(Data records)
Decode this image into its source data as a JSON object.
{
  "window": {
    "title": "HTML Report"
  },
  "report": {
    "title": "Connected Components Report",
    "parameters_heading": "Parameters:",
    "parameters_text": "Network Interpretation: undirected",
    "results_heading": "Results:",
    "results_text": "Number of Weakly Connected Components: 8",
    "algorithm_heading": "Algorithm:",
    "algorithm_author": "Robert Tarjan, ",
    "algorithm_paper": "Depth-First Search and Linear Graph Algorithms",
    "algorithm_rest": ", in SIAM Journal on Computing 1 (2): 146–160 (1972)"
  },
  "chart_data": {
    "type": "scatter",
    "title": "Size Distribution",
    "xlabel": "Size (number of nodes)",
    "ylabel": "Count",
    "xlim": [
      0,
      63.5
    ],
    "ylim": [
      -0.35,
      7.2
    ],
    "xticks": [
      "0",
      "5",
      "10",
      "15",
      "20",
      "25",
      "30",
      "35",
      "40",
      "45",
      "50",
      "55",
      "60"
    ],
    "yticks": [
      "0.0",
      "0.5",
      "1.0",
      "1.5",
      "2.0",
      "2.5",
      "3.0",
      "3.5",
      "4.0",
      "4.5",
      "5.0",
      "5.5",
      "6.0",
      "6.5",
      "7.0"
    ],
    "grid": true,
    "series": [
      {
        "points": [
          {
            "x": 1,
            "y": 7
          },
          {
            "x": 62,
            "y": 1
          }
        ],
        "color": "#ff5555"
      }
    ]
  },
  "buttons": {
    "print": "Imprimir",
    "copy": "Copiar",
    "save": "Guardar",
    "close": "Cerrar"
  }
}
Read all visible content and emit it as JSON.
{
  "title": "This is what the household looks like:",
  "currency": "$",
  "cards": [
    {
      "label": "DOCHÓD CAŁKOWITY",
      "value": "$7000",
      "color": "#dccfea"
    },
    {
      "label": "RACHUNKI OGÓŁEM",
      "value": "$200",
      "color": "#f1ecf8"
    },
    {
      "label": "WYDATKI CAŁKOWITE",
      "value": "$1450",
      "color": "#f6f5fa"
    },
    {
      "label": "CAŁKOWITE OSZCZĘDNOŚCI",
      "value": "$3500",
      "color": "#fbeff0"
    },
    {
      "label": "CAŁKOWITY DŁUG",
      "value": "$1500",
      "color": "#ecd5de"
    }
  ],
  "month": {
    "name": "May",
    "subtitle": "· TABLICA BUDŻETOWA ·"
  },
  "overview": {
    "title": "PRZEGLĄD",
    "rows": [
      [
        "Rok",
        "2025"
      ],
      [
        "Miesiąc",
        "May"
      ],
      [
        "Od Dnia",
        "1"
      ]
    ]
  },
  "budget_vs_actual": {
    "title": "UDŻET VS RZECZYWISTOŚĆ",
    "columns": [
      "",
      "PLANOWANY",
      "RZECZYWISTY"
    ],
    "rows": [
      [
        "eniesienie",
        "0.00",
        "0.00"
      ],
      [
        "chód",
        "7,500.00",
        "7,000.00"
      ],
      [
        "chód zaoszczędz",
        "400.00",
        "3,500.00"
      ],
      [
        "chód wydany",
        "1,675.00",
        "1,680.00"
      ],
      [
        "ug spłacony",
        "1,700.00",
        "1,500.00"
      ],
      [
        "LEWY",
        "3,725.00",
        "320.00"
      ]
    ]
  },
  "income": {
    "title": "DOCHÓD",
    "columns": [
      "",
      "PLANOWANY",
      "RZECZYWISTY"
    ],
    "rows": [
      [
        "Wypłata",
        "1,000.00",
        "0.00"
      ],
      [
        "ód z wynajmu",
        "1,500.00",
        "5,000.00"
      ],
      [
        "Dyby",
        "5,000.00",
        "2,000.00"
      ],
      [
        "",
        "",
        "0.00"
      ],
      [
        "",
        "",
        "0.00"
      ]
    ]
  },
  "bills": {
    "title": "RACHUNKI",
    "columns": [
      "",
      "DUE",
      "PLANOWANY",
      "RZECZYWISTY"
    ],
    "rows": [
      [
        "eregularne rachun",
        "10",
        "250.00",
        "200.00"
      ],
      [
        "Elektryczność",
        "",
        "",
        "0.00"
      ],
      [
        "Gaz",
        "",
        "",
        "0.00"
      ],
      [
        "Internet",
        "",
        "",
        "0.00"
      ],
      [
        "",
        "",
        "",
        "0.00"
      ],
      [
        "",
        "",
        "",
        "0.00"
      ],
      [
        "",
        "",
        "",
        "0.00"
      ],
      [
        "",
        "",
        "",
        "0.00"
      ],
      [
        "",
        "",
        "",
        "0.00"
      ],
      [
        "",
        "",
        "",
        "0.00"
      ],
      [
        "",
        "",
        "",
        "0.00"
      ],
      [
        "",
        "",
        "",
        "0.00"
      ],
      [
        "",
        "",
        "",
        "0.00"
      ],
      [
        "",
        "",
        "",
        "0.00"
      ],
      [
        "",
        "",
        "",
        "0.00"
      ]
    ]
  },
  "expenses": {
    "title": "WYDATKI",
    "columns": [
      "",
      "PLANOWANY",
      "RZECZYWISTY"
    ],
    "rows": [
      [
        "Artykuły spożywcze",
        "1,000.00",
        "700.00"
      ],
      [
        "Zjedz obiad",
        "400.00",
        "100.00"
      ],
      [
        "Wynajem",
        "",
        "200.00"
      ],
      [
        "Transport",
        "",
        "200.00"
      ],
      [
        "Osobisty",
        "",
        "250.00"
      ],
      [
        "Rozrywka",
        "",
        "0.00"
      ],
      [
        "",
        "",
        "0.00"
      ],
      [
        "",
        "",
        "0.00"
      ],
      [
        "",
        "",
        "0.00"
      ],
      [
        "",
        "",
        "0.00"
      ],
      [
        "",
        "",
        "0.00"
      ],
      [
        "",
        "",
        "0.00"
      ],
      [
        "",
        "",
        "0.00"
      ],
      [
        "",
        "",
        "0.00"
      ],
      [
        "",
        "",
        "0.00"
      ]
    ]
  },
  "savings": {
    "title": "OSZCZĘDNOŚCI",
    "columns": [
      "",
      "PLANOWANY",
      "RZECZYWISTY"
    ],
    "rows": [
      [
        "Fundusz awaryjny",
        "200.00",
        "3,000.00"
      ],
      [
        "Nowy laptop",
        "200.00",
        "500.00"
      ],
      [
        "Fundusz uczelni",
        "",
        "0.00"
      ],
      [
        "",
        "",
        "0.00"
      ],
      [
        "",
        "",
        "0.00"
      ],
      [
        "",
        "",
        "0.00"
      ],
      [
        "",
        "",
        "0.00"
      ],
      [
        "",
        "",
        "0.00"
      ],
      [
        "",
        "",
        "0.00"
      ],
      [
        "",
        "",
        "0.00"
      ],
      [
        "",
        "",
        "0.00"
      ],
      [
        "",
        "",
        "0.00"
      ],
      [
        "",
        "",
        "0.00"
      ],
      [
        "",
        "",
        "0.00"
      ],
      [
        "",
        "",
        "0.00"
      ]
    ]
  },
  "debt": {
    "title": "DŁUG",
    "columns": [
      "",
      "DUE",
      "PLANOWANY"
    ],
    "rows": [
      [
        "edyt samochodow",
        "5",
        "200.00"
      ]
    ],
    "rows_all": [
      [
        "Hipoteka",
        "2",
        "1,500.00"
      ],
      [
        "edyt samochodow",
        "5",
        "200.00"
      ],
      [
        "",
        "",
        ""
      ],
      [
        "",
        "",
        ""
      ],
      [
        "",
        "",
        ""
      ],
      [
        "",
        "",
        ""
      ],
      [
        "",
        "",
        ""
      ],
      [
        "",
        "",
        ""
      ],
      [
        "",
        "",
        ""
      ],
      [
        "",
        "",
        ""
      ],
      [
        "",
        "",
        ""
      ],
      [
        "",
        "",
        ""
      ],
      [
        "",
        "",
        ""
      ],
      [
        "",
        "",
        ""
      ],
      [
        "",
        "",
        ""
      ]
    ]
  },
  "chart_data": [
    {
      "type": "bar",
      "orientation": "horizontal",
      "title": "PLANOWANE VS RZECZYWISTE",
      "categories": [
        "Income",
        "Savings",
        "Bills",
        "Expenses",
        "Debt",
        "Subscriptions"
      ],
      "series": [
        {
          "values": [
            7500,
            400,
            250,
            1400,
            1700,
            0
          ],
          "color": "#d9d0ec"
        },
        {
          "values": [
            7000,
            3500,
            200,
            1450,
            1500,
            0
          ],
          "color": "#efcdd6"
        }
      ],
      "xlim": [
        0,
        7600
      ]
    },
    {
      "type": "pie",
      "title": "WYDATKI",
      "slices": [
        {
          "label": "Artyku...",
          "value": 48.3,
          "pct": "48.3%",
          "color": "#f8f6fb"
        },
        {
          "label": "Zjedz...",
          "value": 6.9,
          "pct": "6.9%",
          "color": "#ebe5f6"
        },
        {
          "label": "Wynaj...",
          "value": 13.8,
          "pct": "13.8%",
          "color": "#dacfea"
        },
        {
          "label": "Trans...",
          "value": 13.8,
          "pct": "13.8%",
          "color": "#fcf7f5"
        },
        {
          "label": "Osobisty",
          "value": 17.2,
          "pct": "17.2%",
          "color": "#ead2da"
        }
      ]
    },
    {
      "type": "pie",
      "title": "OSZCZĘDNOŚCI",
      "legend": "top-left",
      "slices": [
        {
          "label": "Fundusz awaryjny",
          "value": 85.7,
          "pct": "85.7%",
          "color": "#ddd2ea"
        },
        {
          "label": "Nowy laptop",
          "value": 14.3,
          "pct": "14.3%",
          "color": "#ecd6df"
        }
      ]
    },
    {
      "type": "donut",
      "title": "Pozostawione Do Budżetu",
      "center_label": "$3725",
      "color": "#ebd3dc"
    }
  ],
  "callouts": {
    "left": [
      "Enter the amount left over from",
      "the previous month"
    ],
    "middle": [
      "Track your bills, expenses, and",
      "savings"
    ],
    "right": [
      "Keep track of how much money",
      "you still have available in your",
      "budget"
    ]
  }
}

■ **EXERCISE**:
From the entries above, list each line with "Fundusz" in it.

■ **ANSWER TO THIS TASK**:
        "Fundusz awaryjny",
        "Fundusz uczelni",
          "label": "Fundusz awaryjny",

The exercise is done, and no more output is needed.